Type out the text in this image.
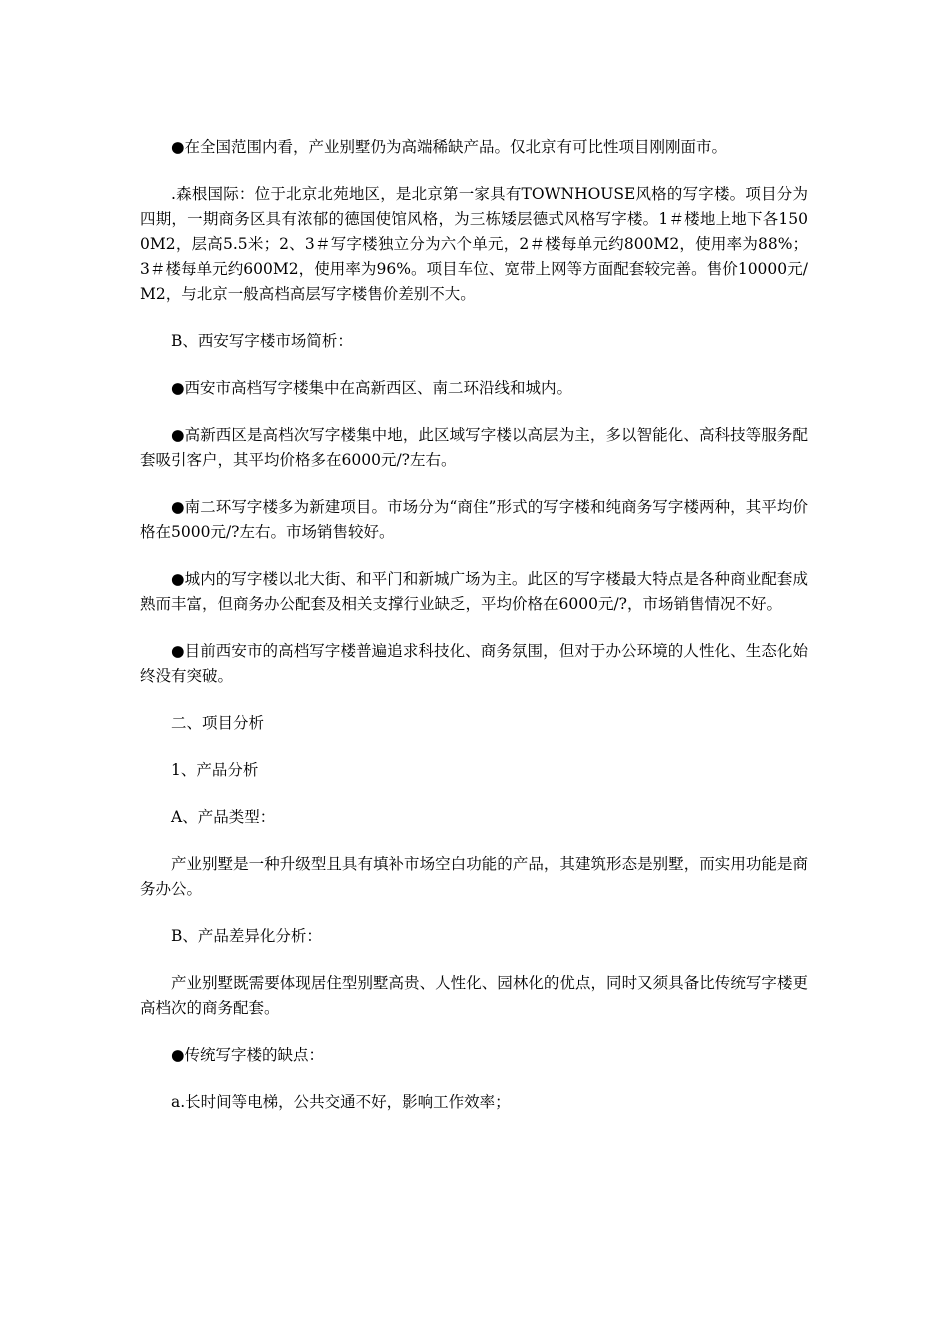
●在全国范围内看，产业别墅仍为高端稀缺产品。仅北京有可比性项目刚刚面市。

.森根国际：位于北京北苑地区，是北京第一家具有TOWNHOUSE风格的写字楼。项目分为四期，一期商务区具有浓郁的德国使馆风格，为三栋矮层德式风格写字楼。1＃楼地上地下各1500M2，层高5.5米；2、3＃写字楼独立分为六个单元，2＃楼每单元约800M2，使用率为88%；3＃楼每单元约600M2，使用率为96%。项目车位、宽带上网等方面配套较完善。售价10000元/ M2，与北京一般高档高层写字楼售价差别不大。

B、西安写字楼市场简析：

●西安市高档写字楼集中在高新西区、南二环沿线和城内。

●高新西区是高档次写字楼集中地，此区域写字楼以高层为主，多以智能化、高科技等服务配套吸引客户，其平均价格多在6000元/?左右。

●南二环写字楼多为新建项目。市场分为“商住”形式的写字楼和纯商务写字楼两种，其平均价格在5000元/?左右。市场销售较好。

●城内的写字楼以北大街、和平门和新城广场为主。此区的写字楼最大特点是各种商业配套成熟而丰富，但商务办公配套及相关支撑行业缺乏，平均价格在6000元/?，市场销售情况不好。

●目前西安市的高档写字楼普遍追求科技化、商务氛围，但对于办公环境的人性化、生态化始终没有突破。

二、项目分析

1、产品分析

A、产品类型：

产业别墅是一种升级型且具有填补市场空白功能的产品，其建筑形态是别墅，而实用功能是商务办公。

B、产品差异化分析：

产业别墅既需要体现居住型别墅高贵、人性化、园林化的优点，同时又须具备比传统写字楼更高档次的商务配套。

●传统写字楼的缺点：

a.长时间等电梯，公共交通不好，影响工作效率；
★ ★ ★ ★
## Exercise instructions
Set down every record once more, word for word, without pictures.

## Problem solution
Type out the text in this image.
●在全国范围内看，产业别墅仍为高端稀缺产品。仅北京有可比性项目刚刚面市。

.森根国际：位于北京北苑地区，是北京第一家具有TOWNHOUSE风格的写字楼。项目分为四期，一期商务区具有浓郁的德国使馆风格，为三栋矮层德式风格写字楼。1＃楼地上地下各1500M2，层高5.5米；2、3＃写字楼独立分为六个单元，2＃楼每单元约800M2，使用率为88%；3＃楼每单元约600M2，使用率为96%。项目车位、宽带上网等方面配套较完善。售价10000元/ M2，与北京一般高档高层写字楼售价差别不大。

B、西安写字楼市场简析：

●西安市高档写字楼集中在高新西区、南二环沿线和城内。

●高新西区是高档次写字楼集中地，此区域写字楼以高层为主，多以智能化、高科技等服务配套吸引客户，其平均价格多在6000元/?左右。

●南二环写字楼多为新建项目。市场分为“商住”形式的写字楼和纯商务写字楼两种，其平均价格在5000元/?左右。市场销售较好。

●城内的写字楼以北大街、和平门和新城广场为主。此区的写字楼最大特点是各种商业配套成熟而丰富，但商务办公配套及相关支撑行业缺乏，平均价格在6000元/?，市场销售情况不好。

●目前西安市的高档写字楼普遍追求科技化、商务氛围，但对于办公环境的人性化、生态化始终没有突破。

二、项目分析

1、产品分析

A、产品类型：

产业别墅是一种升级型且具有填补市场空白功能的产品，其建筑形态是别墅，而实用功能是商务办公。

B、产品差异化分析：

产业别墅既需要体现居住型别墅高贵、人性化、园林化的优点，同时又须具备比传统写字楼更高档次的商务配套。

●传统写字楼的缺点：

a.长时间等电梯，公共交通不好，影响工作效率；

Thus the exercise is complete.